═══ DATA SHOWN

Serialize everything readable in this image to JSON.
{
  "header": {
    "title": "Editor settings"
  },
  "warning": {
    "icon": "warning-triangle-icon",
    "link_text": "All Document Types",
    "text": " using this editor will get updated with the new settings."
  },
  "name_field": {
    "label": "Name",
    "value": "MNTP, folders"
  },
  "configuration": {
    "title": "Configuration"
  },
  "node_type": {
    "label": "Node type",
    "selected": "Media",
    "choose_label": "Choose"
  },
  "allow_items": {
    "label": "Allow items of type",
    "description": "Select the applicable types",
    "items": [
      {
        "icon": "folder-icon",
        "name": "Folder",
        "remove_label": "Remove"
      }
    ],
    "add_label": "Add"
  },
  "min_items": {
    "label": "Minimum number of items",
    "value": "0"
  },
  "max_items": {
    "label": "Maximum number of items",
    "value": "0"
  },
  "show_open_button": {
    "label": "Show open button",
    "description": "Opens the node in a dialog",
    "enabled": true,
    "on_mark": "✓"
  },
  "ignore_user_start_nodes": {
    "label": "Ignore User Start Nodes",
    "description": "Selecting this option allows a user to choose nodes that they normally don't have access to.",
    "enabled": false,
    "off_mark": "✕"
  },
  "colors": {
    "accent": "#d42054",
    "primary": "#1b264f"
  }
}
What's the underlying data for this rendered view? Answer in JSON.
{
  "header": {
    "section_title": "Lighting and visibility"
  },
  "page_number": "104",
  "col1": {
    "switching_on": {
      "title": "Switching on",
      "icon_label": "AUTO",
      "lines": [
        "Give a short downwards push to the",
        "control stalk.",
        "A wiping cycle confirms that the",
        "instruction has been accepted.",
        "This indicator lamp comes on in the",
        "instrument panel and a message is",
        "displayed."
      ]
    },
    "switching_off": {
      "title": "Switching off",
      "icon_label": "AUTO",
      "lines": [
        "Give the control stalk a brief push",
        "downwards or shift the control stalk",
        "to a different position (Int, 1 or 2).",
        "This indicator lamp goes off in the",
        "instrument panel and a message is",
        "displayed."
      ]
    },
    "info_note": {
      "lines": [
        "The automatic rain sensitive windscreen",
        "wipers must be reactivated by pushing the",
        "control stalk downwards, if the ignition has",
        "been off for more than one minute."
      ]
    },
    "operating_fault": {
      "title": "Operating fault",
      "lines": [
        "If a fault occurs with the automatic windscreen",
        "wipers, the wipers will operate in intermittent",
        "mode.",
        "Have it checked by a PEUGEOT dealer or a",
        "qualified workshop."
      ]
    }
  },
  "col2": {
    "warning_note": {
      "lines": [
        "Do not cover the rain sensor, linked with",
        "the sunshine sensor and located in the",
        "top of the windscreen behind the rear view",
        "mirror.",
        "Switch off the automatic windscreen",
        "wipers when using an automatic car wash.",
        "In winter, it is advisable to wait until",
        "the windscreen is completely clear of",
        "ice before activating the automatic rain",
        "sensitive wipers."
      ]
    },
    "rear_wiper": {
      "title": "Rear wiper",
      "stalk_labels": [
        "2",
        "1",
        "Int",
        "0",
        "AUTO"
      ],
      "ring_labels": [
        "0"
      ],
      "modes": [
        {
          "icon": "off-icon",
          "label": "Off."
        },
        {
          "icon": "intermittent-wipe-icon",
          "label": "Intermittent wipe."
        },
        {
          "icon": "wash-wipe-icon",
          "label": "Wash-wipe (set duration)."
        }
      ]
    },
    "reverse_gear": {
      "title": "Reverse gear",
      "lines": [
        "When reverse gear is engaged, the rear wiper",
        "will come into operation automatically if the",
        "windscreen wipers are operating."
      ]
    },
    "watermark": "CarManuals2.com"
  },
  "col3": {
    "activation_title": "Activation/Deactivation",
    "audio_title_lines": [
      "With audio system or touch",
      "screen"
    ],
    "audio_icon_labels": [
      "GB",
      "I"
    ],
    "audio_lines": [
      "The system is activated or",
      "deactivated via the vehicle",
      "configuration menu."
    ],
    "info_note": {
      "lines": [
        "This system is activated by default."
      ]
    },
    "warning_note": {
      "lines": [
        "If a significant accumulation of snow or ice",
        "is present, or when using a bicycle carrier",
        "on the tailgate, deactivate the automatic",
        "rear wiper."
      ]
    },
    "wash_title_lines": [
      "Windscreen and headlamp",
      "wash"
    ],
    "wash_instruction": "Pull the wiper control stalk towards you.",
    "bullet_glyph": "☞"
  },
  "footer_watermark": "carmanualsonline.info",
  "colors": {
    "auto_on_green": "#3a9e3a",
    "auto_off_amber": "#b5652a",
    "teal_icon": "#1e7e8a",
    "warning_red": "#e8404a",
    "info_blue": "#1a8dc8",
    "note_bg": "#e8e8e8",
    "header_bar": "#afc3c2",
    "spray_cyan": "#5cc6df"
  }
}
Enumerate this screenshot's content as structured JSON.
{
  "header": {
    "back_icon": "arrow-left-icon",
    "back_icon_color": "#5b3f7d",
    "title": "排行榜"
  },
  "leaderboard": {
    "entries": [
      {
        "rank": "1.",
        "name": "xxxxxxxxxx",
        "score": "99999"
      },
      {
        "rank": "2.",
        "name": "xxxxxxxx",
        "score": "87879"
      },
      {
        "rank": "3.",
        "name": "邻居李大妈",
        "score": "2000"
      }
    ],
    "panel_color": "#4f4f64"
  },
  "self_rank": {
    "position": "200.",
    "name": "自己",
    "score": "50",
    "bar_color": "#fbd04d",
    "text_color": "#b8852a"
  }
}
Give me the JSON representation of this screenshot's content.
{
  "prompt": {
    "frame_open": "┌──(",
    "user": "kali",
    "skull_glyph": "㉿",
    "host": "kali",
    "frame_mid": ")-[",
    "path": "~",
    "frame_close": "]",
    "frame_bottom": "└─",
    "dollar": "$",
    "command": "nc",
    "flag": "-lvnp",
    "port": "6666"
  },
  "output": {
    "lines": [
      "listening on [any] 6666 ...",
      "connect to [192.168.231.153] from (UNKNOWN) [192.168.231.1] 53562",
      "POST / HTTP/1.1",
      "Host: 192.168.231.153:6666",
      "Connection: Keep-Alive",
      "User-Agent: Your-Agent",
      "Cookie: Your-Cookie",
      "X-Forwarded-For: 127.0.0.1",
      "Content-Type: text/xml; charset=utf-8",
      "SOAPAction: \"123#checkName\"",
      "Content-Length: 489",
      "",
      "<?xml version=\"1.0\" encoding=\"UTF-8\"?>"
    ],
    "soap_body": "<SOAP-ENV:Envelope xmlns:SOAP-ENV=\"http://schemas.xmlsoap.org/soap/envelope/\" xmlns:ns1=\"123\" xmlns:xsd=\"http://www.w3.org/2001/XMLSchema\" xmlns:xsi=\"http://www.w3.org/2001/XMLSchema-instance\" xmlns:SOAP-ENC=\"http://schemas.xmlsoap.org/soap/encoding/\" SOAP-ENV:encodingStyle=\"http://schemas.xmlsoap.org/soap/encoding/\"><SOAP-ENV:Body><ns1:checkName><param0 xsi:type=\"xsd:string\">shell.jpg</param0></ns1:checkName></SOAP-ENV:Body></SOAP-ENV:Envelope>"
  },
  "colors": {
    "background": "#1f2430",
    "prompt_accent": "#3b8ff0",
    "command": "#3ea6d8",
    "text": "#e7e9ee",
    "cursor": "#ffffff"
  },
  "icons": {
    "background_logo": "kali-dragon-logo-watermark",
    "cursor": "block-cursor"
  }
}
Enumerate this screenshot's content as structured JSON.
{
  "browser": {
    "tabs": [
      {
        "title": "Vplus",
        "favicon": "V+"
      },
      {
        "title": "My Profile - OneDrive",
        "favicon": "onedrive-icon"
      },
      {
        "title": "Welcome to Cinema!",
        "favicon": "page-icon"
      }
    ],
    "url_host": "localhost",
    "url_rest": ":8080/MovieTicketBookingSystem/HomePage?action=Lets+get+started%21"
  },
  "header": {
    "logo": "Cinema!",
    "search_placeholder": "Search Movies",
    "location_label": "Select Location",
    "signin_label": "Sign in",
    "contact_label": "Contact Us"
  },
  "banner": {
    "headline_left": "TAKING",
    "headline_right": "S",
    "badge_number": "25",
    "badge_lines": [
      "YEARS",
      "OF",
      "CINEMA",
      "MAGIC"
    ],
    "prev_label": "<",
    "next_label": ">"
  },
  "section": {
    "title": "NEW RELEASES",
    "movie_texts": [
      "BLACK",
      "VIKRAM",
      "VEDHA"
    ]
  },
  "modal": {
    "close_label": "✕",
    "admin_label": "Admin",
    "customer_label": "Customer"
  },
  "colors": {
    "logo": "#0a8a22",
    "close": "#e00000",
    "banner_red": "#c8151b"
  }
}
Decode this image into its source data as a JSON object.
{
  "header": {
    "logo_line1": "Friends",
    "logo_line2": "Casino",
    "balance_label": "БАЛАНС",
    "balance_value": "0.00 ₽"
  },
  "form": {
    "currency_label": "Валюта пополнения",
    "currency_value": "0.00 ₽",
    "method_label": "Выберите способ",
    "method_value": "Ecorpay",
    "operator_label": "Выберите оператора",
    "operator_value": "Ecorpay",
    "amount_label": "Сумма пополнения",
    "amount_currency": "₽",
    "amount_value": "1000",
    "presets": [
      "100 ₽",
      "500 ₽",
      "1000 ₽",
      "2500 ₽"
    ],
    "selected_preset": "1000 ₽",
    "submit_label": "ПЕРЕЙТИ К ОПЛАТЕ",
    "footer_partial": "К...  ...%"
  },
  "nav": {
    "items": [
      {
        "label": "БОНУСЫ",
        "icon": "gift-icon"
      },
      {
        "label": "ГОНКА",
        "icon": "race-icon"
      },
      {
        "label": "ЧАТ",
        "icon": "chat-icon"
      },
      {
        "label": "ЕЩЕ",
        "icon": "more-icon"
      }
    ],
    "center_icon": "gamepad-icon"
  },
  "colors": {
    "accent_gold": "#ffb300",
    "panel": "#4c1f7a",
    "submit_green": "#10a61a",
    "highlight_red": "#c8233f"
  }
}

══════

**GOAL:**
Copy out each line of the records where the string "image" appears.

**RESULT FOR THIS EXERCISE:**
Serialize everything readable in this image to JSON.
Decode this image into its source data as a JSON object.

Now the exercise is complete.